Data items
########

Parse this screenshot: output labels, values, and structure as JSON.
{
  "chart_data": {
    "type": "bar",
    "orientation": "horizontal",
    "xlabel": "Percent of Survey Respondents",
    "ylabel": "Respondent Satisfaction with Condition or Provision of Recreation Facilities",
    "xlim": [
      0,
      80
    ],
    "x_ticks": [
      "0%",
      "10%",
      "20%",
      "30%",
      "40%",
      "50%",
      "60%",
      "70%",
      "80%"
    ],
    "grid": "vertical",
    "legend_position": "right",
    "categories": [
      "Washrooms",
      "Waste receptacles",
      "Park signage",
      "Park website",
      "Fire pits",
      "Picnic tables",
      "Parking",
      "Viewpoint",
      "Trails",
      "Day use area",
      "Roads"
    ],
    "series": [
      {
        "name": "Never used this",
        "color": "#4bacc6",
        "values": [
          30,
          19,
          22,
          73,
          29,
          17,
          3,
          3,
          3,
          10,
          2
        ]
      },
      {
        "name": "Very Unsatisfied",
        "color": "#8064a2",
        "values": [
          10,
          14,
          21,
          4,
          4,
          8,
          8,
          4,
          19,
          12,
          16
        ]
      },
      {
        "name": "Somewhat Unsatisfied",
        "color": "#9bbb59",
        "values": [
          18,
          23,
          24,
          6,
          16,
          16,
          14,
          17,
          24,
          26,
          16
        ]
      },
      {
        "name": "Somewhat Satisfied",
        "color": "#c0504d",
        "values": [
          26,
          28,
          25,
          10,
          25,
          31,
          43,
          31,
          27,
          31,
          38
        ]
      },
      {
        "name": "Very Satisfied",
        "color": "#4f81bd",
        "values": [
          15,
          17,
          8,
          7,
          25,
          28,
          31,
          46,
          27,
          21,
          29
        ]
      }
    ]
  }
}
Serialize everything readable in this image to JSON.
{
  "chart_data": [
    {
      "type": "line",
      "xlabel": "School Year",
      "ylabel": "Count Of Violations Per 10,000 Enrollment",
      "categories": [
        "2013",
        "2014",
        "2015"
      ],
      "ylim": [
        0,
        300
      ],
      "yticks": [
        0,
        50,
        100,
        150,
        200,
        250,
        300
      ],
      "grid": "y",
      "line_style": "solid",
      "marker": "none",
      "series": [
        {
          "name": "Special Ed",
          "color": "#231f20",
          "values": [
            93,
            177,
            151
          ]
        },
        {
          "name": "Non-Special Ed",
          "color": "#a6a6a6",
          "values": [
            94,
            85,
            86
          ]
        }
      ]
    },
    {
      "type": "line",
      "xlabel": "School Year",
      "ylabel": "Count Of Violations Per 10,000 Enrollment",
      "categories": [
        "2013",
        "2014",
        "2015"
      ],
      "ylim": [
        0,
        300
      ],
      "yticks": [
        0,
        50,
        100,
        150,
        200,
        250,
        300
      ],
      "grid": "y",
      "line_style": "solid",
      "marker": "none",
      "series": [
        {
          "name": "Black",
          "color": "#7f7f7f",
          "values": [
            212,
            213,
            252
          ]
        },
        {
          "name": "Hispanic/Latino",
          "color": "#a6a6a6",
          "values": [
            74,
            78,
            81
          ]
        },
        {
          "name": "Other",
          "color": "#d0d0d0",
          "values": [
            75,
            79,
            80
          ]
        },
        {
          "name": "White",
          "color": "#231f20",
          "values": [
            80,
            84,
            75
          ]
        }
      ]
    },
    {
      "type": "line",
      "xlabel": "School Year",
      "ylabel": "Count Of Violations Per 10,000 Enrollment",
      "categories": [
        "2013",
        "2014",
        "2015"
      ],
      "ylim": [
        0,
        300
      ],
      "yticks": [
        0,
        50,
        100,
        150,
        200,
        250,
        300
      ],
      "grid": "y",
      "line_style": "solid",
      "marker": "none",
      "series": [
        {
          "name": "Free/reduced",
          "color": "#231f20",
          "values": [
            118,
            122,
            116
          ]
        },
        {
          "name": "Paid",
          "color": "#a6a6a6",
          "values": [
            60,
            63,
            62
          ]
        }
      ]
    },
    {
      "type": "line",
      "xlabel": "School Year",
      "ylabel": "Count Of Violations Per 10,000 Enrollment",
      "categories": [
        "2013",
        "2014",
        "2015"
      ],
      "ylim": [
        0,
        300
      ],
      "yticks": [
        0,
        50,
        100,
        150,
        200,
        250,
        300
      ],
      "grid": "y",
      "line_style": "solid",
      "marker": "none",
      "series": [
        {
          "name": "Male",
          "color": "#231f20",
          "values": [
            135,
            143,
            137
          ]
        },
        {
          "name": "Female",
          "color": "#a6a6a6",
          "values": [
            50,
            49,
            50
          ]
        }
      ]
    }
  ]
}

########

◆ **Work instructions**
Write out the records above again, keeping each one identical to the original.

◆ **Exercise solution**
Parse this screenshot: output labels, values, and structure as JSON.
{
  "chart_data": {
    "type": "bar",
    "orientation": "horizontal",
    "xlabel": "Percent of Survey Respondents",
    "ylabel": "Respondent Satisfaction with Condition or Provision of Recreation Facilities",
    "xlim": [
      0,
      80
    ],
    "x_ticks": [
      "0%",
      "10%",
      "20%",
      "30%",
      "40%",
      "50%",
      "60%",
      "70%",
      "80%"
    ],
    "grid": "vertical",
    "legend_position": "right",
    "categories": [
      "Washrooms",
      "Waste receptacles",
      "Park signage",
      "Park website",
      "Fire pits",
      "Picnic tables",
      "Parking",
      "Viewpoint",
      "Trails",
      "Day use area",
      "Roads"
    ],
    "series": [
      {
        "name": "Never used this",
        "color": "#4bacc6",
        "values": [
          30,
          19,
          22,
          73,
          29,
          17,
          3,
          3,
          3,
          10,
          2
        ]
      },
      {
        "name": "Very Unsatisfied",
        "color": "#8064a2",
        "values": [
          10,
          14,
          21,
          4,
          4,
          8,
          8,
          4,
          19,
          12,
          16
        ]
      },
      {
        "name": "Somewhat Unsatisfied",
        "color": "#9bbb59",
        "values": [
          18,
          23,
          24,
          6,
          16,
          16,
          14,
          17,
          24,
          26,
          16
        ]
      },
      {
        "name": "Somewhat Satisfied",
        "color": "#c0504d",
        "values": [
          26,
          28,
          25,
          10,
          25,
          31,
          43,
          31,
          27,
          31,
          38
        ]
      },
      {
        "name": "Very Satisfied",
        "color": "#4f81bd",
        "values": [
          15,
          17,
          8,
          7,
          25,
          28,
          31,
          46,
          27,
          21,
          29
        ]
      }
    ]
  }
}
Serialize everything readable in this image to JSON.
{
  "chart_data": [
    {
      "type": "line",
      "xlabel": "School Year",
      "ylabel": "Count Of Violations Per 10,000 Enrollment",
      "categories": [
        "2013",
        "2014",
        "2015"
      ],
      "ylim": [
        0,
        300
      ],
      "yticks": [
        0,
        50,
        100,
        150,
        200,
        250,
        300
      ],
      "grid": "y",
      "line_style": "solid",
      "marker": "none",
      "series": [
        {
          "name": "Special Ed",
          "color": "#231f20",
          "values": [
            93,
            177,
            151
          ]
        },
        {
          "name": "Non-Special Ed",
          "color": "#a6a6a6",
          "values": [
            94,
            85,
            86
          ]
        }
      ]
    },
    {
      "type": "line",
      "xlabel": "School Year",
      "ylabel": "Count Of Violations Per 10,000 Enrollment",
      "categories": [
        "2013",
        "2014",
        "2015"
      ],
      "ylim": [
        0,
        300
      ],
      "yticks": [
        0,
        50,
        100,
        150,
        200,
        250,
        300
      ],
      "grid": "y",
      "line_style": "solid",
      "marker": "none",
      "series": [
        {
          "name": "Black",
          "color": "#7f7f7f",
          "values": [
            212,
            213,
            252
          ]
        },
        {
          "name": "Hispanic/Latino",
          "color": "#a6a6a6",
          "values": [
            74,
            78,
            81
          ]
        },
        {
          "name": "Other",
          "color": "#d0d0d0",
          "values": [
            75,
            79,
            80
          ]
        },
        {
          "name": "White",
          "color": "#231f20",
          "values": [
            80,
            84,
            75
          ]
        }
      ]
    },
    {
      "type": "line",
      "xlabel": "School Year",
      "ylabel": "Count Of Violations Per 10,000 Enrollment",
      "categories": [
        "2013",
        "2014",
        "2015"
      ],
      "ylim": [
        0,
        300
      ],
      "yticks": [
        0,
        50,
        100,
        150,
        200,
        250,
        300
      ],
      "grid": "y",
      "line_style": "solid",
      "marker": "none",
      "series": [
        {
          "name": "Free/reduced",
          "color": "#231f20",
          "values": [
            118,
            122,
            116
          ]
        },
        {
          "name": "Paid",
          "color": "#a6a6a6",
          "values": [
            60,
            63,
            62
          ]
        }
      ]
    },
    {
      "type": "line",
      "xlabel": "School Year",
      "ylabel": "Count Of Violations Per 10,000 Enrollment",
      "categories": [
        "2013",
        "2014",
        "2015"
      ],
      "ylim": [
        0,
        300
      ],
      "yticks": [
        0,
        50,
        100,
        150,
        200,
        250,
        300
      ],
      "grid": "y",
      "line_style": "solid",
      "marker": "none",
      "series": [
        {
          "name": "Male",
          "color": "#231f20",
          "values": [
            135,
            143,
            137
          ]
        },
        {
          "name": "Female",
          "color": "#a6a6a6",
          "values": [
            50,
            49,
            50
          ]
        }
      ]
    }
  ]
}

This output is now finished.